Written task:
Identify the lines that contain the word "korespondencji" and copy each one.
┌──
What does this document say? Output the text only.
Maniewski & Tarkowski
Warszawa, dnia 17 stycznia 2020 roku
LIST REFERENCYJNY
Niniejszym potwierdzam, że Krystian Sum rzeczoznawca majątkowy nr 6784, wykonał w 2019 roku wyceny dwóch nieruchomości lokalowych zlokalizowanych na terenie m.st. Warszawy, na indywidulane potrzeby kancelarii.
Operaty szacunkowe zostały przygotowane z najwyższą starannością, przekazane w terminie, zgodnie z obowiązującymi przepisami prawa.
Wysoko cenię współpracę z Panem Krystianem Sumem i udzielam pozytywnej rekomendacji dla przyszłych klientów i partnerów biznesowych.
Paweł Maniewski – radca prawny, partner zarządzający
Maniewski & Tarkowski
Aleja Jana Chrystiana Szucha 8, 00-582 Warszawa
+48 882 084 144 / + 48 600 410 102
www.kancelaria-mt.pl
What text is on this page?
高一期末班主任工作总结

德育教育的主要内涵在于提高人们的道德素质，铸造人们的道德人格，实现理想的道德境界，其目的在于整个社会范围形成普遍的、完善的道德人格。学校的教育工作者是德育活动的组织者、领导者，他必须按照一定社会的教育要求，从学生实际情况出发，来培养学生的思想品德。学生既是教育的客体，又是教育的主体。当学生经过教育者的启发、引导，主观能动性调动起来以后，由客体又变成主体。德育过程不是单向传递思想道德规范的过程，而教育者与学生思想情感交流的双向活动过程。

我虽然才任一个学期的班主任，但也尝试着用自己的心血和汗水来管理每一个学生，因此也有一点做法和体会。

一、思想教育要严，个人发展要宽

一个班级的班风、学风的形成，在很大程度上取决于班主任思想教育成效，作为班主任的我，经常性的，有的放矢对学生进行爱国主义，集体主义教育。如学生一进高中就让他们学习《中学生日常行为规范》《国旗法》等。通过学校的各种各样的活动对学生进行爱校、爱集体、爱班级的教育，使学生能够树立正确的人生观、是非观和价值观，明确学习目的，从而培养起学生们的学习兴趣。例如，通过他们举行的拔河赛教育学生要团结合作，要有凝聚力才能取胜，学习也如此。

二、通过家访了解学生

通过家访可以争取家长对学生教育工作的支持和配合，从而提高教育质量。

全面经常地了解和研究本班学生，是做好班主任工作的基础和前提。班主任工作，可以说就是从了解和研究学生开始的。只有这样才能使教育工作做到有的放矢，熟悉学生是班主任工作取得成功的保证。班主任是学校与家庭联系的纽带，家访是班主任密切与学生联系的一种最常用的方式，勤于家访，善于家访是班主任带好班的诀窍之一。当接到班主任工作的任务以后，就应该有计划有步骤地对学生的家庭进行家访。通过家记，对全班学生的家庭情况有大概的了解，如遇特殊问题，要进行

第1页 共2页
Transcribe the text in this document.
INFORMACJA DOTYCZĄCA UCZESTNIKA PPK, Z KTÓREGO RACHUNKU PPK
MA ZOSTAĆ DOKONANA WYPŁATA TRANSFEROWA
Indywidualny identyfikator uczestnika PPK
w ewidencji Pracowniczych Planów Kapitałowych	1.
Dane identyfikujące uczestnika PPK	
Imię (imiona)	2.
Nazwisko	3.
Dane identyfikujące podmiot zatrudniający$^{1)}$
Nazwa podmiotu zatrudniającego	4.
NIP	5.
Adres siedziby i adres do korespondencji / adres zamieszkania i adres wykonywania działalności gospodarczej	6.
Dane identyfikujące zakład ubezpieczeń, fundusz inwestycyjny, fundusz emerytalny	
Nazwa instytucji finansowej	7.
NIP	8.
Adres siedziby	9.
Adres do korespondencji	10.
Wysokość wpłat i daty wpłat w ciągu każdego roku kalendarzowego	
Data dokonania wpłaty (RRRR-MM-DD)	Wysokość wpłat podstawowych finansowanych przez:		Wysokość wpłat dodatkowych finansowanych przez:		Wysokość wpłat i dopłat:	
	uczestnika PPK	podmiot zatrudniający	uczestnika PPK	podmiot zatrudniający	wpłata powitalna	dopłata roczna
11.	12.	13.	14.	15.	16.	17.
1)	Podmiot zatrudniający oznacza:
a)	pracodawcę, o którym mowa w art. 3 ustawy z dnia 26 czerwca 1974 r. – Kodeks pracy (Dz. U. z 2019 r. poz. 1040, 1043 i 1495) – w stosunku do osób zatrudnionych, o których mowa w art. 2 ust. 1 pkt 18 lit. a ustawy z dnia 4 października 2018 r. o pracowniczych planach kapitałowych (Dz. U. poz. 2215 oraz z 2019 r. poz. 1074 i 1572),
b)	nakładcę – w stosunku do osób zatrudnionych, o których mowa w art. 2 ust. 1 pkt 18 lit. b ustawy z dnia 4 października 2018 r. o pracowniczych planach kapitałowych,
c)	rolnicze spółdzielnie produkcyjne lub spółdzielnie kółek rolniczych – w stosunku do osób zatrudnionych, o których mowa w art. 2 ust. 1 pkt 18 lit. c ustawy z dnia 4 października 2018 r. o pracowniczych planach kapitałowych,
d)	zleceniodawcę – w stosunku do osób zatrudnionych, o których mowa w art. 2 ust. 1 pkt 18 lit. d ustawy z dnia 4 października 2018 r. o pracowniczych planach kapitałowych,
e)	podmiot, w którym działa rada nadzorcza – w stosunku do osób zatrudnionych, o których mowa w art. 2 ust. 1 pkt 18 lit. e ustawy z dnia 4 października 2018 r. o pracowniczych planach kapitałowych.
└──
Solution to this task:
Adres siedziby i adres do korespondencji / adres zamieszkania i adres wykonywania działalności gospodarczej	6.
Adres do korespondencji	10.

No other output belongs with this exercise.